▸ THE REQUEST: Lines containing the string "into" are to be counted; report only how many there are.

** begin RECORDS TO PROCESS **

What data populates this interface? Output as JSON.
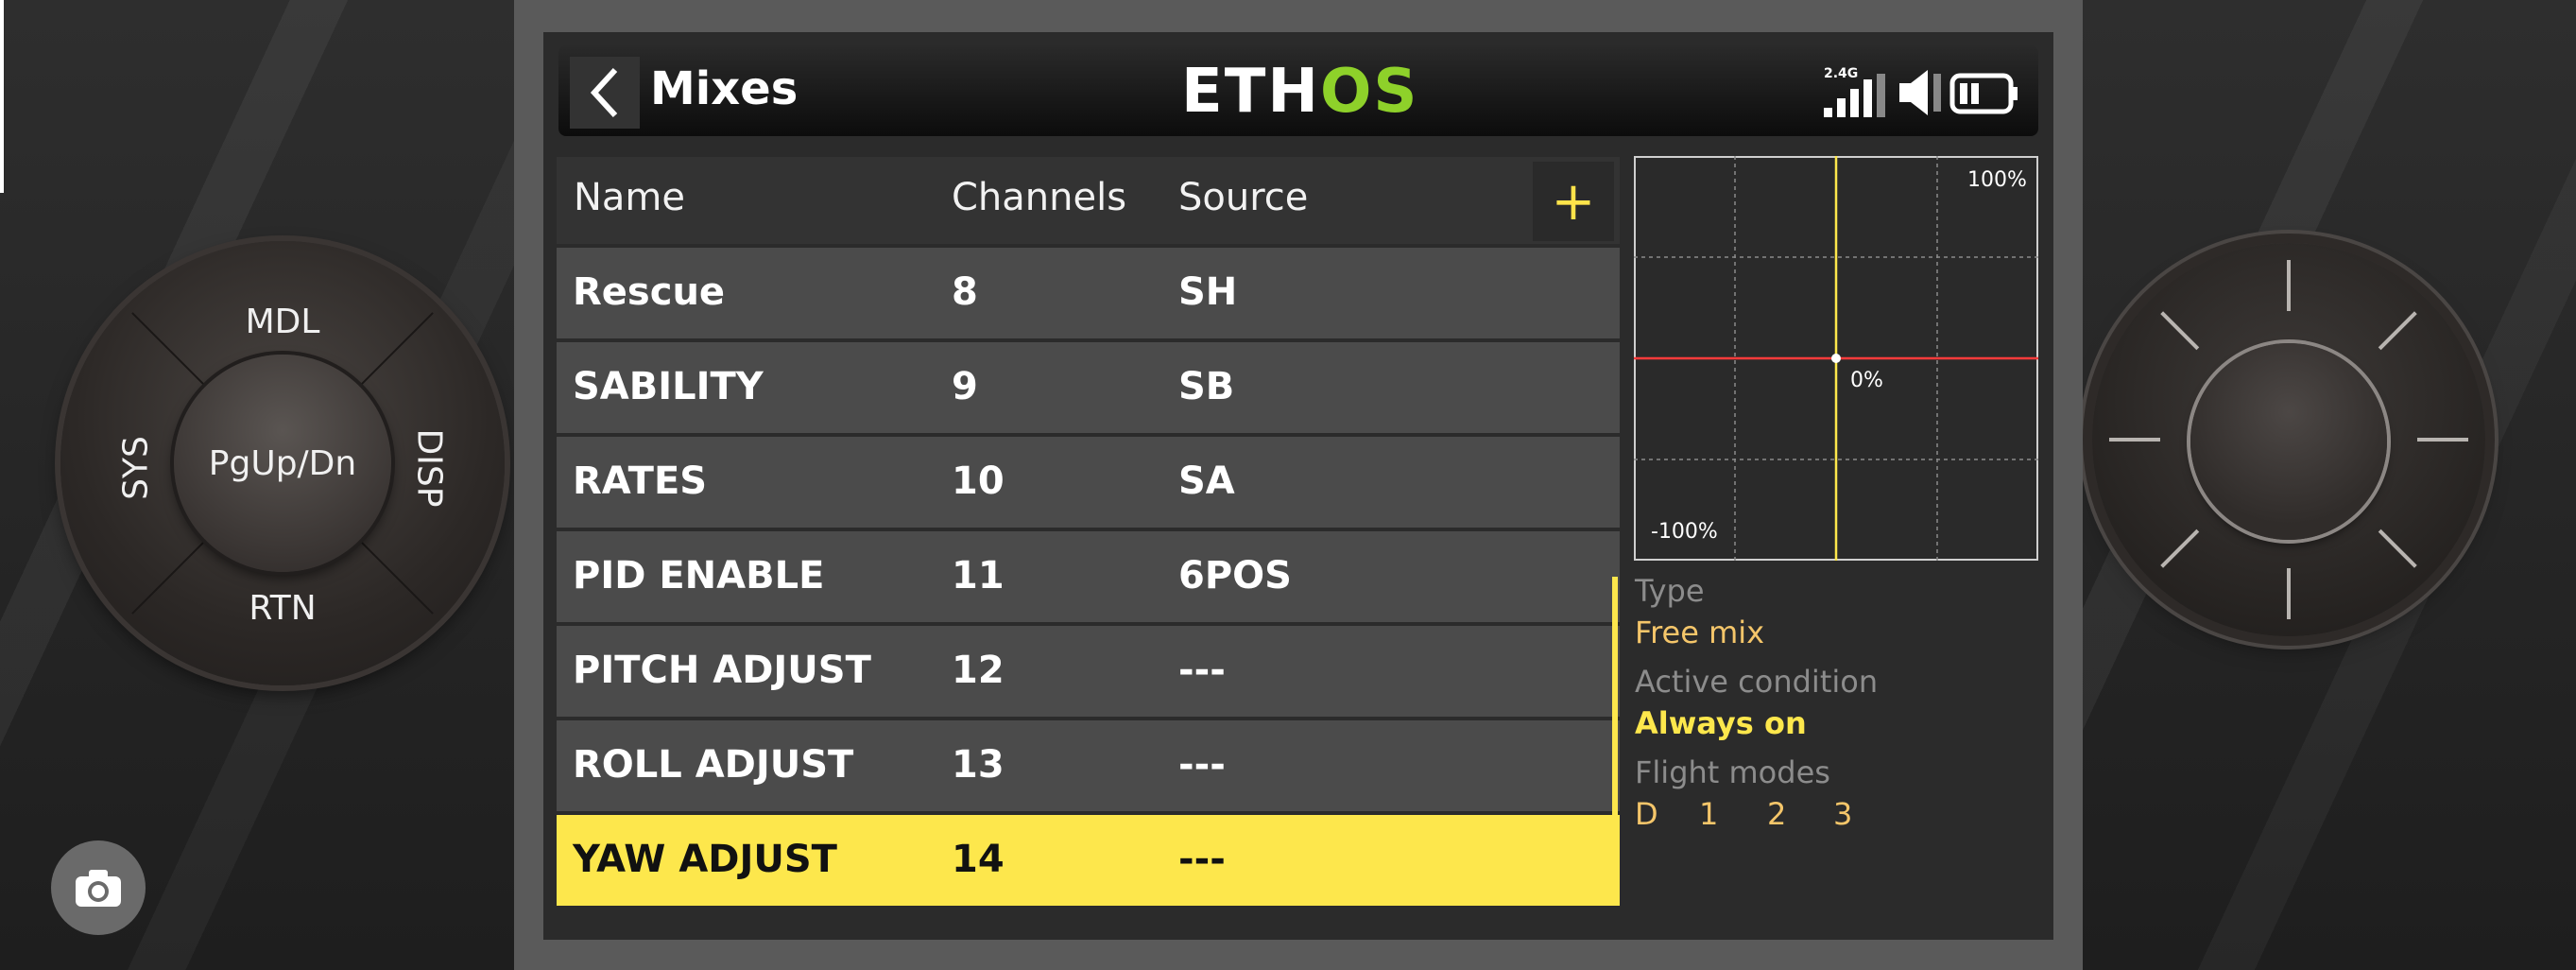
{
  "header": {
    "title": "Mixes",
    "logo_main": "ETH",
    "logo_accent": "OS",
    "signal_label": "2.4G"
  },
  "table": {
    "columns": {
      "name": "Name",
      "channels": "Channels",
      "source": "Source"
    },
    "add_label": "+",
    "rows": [
      {
        "name": "Rescue",
        "channel": "8",
        "source": "SH"
      },
      {
        "name": "SABILITY",
        "channel": "9",
        "source": "SB"
      },
      {
        "name": "RATES",
        "channel": "10",
        "source": "SA"
      },
      {
        "name": "PID ENABLE",
        "channel": "11",
        "source": "6POS"
      },
      {
        "name": "PITCH ADJUST",
        "channel": "12",
        "source": "---"
      },
      {
        "name": "ROLL ADJUST",
        "channel": "13",
        "source": "---"
      },
      {
        "name": "YAW ADJUST",
        "channel": "14",
        "source": "---"
      }
    ],
    "selected_index": 6
  },
  "curve": {
    "top_label": "100%",
    "bottom_label": "-100%",
    "center_label": "0%",
    "colors": {
      "output_line": "#ff3b3b",
      "input_line": "#fde74c",
      "grid": "#8a8a8a"
    }
  },
  "info": {
    "type_label": "Type",
    "type_value": "Free mix",
    "active_condition_label": "Active condition",
    "active_condition_value": "Always on",
    "flight_modes_label": "Flight modes",
    "flight_modes": [
      "D",
      "1",
      "2",
      "3"
    ]
  },
  "controls": {
    "pad_center": "PgUp/Dn",
    "pad_top": "MDL",
    "pad_bottom": "RTN",
    "pad_left": "SYS",
    "pad_right": "DISP"
  },
  "colors": {
    "accent_yellow": "#fde74c",
    "logo_green": "#8ed12a"
  }
}
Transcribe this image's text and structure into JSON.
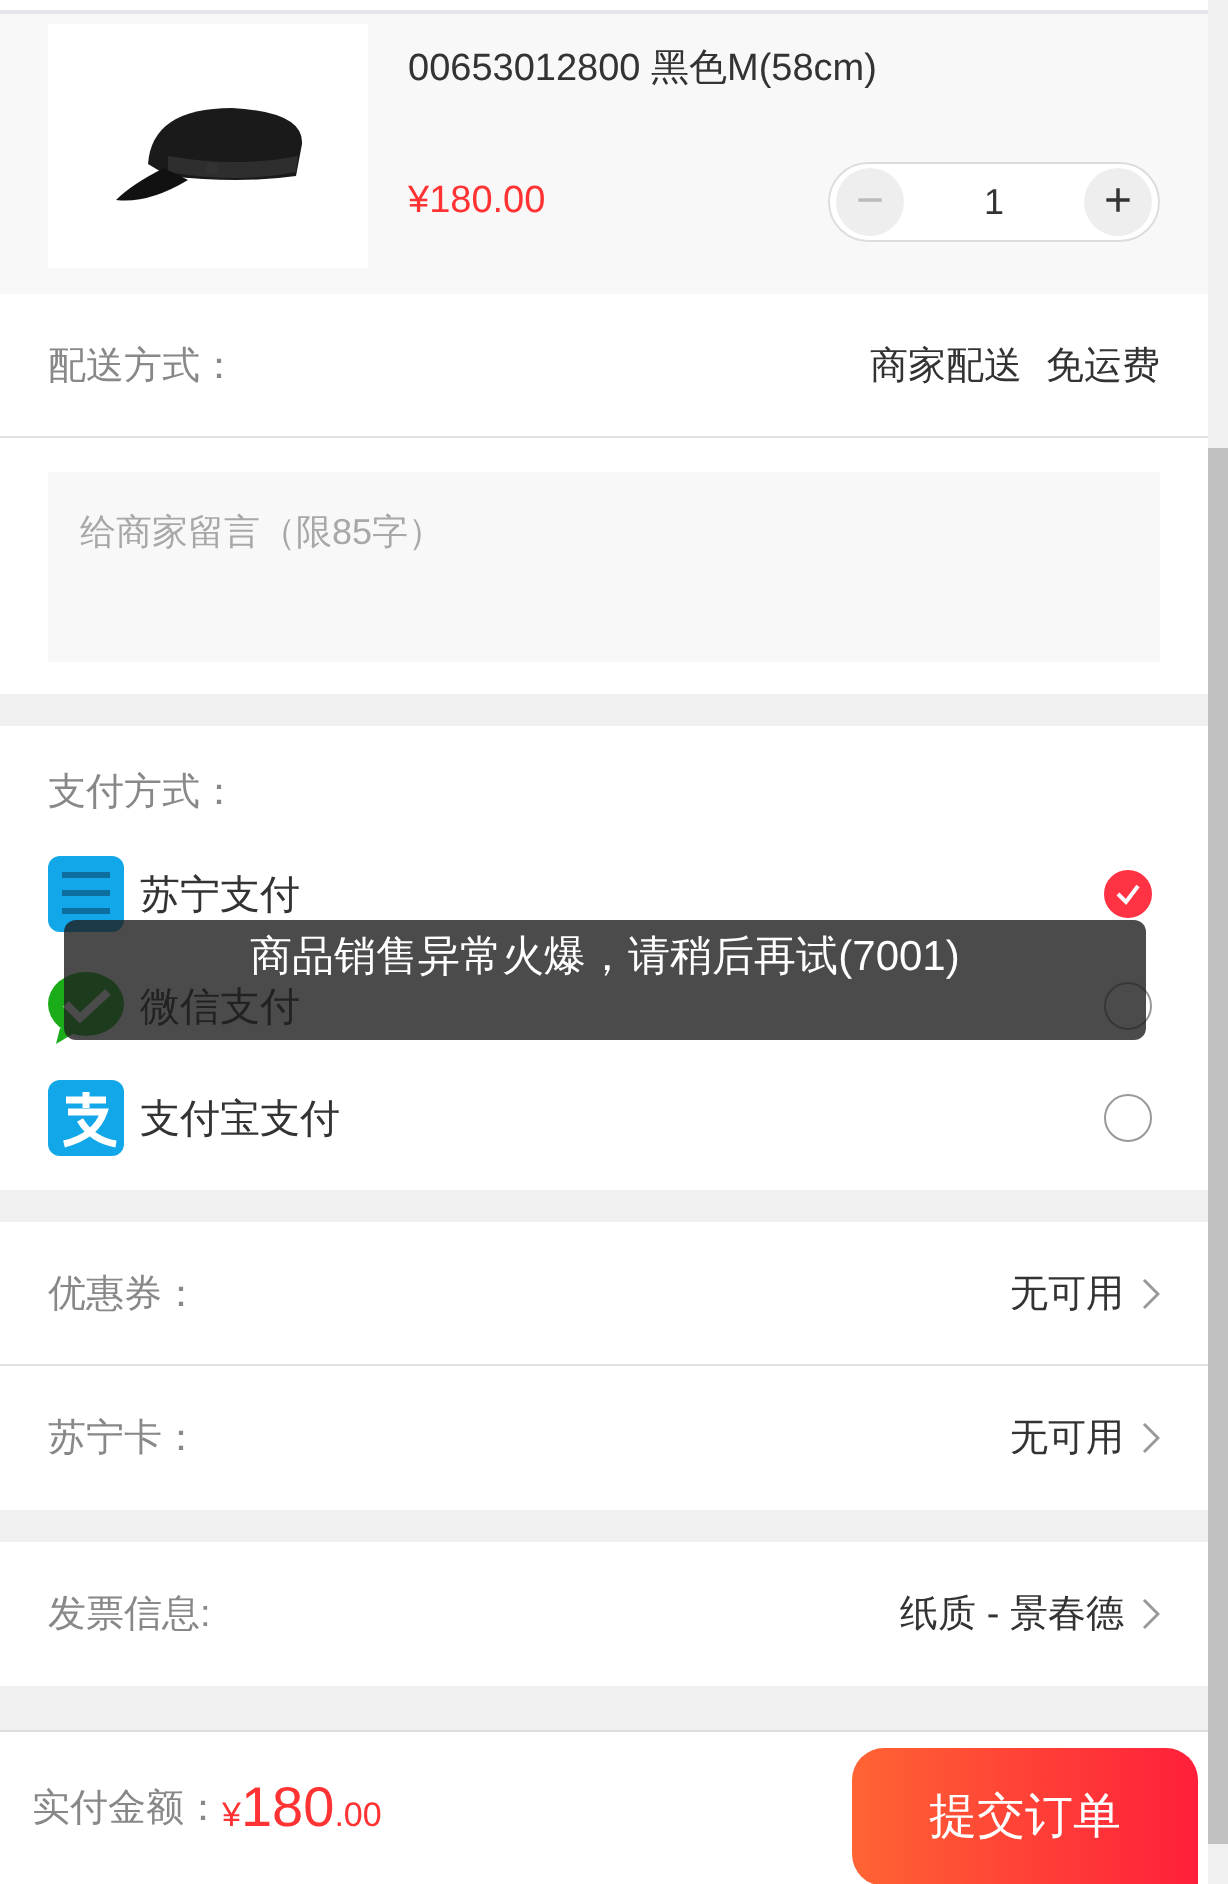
{
  "product": {
    "title": "00653012800 黑色M(58cm)",
    "price": "¥180.00",
    "quantity": "1",
    "minus": "−",
    "plus": "+"
  },
  "delivery": {
    "label": "配送方式：",
    "values": [
      "商家配送",
      "免运费"
    ]
  },
  "message": {
    "placeholder": "给商家留言（限85字）"
  },
  "payment": {
    "label": "支付方式：",
    "methods": [
      {
        "name": "苏宁支付",
        "kind": "suning",
        "selected": true
      },
      {
        "name": "微信支付",
        "kind": "wechat",
        "selected": false
      },
      {
        "name": "支付宝支付",
        "kind": "alipay",
        "selected": false
      }
    ]
  },
  "groups": [
    [
      {
        "label": "优惠券：",
        "value": "无可用"
      },
      {
        "label": "苏宁卡：",
        "value": "无可用"
      }
    ],
    [
      {
        "label": "发票信息:",
        "value": "纸质 - 景春德"
      }
    ]
  ],
  "footer": {
    "label": "实付金额：",
    "currency": "¥",
    "amount": "180",
    "cents": ".00",
    "submit": "提交订单"
  },
  "toast": "商品销售异常火爆，请稍后再试(7001)"
}
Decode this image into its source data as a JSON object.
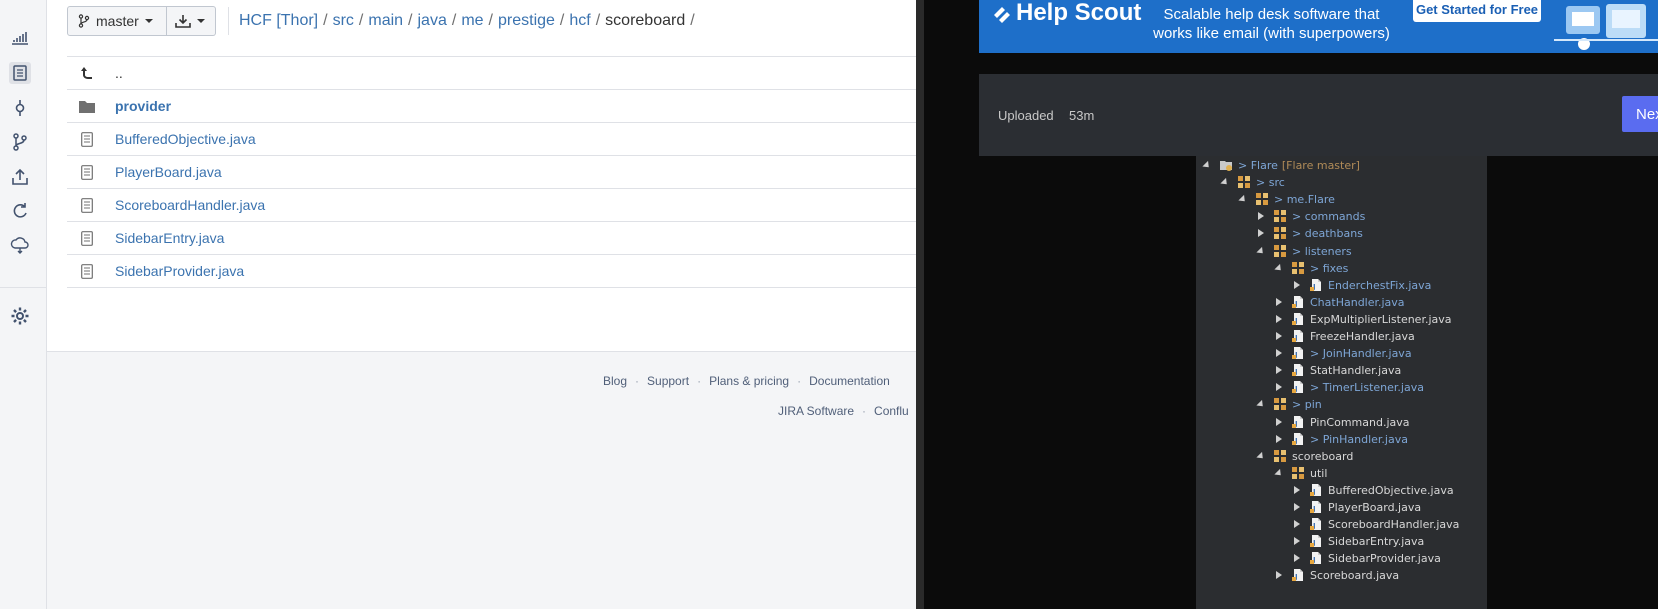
{
  "toolbar": {
    "branch_label": "master"
  },
  "breadcrumb": {
    "items": [
      "HCF [Thor]",
      "src",
      "main",
      "java",
      "me",
      "prestige",
      "hcf"
    ],
    "current": "scoreboard",
    "separator": "/"
  },
  "files": {
    "up": "..",
    "folder": "provider",
    "items": [
      "BufferedObjective.java",
      "PlayerBoard.java",
      "ScoreboardHandler.java",
      "SidebarEntry.java",
      "SidebarProvider.java"
    ]
  },
  "footer": {
    "row1": [
      "Blog",
      "Support",
      "Plans & pricing",
      "Documentation"
    ],
    "row2": [
      "JIRA Software",
      "Conflu"
    ]
  },
  "ad": {
    "brand": "Help Scout",
    "text_line1": "Scalable help desk software that",
    "text_line2": "works like email (with superpowers)",
    "cta": "Get Started for Free"
  },
  "post": {
    "uploaded_label": "Uploaded",
    "time": "53m",
    "next_label": "Next Post"
  },
  "tree": {
    "project_prefix": "> Flare",
    "project_annotation": "[Flare master]",
    "nodes": [
      {
        "label": "> src",
        "color": "blue",
        "twisty": "open",
        "icon": "src-folder-icon"
      },
      {
        "label": "> me.Flare",
        "color": "blue",
        "twisty": "open",
        "icon": "package-icon"
      },
      {
        "label": "> commands",
        "color": "blue",
        "twisty": "closed",
        "icon": "package-icon"
      },
      {
        "label": "> deathbans",
        "color": "blue",
        "twisty": "closed",
        "icon": "package-icon"
      },
      {
        "label": "> listeners",
        "color": "blue",
        "twisty": "open",
        "icon": "package-icon"
      },
      {
        "label": "> fixes",
        "color": "blue",
        "twisty": "open",
        "icon": "package-icon"
      },
      {
        "label": "EnderchestFix.java",
        "color": "blue",
        "twisty": "closed",
        "icon": "java-file-icon"
      },
      {
        "label": "ChatHandler.java",
        "color": "blue",
        "twisty": "closed",
        "icon": "java-file-icon"
      },
      {
        "label": "ExpMultiplierListener.java",
        "color": "white",
        "twisty": "closed",
        "icon": "java-file-icon"
      },
      {
        "label": "FreezeHandler.java",
        "color": "white",
        "twisty": "closed",
        "icon": "java-file-icon"
      },
      {
        "label": "> JoinHandler.java",
        "color": "blue",
        "twisty": "closed",
        "icon": "java-file-icon"
      },
      {
        "label": "StatHandler.java",
        "color": "white",
        "twisty": "closed",
        "icon": "java-file-icon"
      },
      {
        "label": "> TimerListener.java",
        "color": "blue",
        "twisty": "closed",
        "icon": "java-file-icon"
      },
      {
        "label": "> pin",
        "color": "blue",
        "twisty": "open",
        "icon": "package-icon"
      },
      {
        "label": "PinCommand.java",
        "color": "white",
        "twisty": "closed",
        "icon": "java-file-icon"
      },
      {
        "label": "> PinHandler.java",
        "color": "blue",
        "twisty": "closed",
        "icon": "java-file-icon"
      },
      {
        "label": "scoreboard",
        "color": "white",
        "twisty": "open",
        "icon": "package-icon"
      },
      {
        "label": "util",
        "color": "white",
        "twisty": "open",
        "icon": "package-icon"
      },
      {
        "label": "BufferedObjective.java",
        "color": "white",
        "twisty": "closed",
        "icon": "java-file-icon"
      },
      {
        "label": "PlayerBoard.java",
        "color": "white",
        "twisty": "closed",
        "icon": "java-file-icon"
      },
      {
        "label": "ScoreboardHandler.java",
        "color": "white",
        "twisty": "closed",
        "icon": "java-file-icon"
      },
      {
        "label": "SidebarEntry.java",
        "color": "white",
        "twisty": "closed",
        "icon": "java-file-icon"
      },
      {
        "label": "SidebarProvider.java",
        "color": "white",
        "twisty": "closed",
        "icon": "java-file-icon"
      },
      {
        "label": "Scoreboard.java",
        "color": "white",
        "twisty": "closed",
        "icon": "java-file-icon"
      }
    ]
  }
}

** end RECORDS TO PROCESS **

▸ FINISHED TASK: 2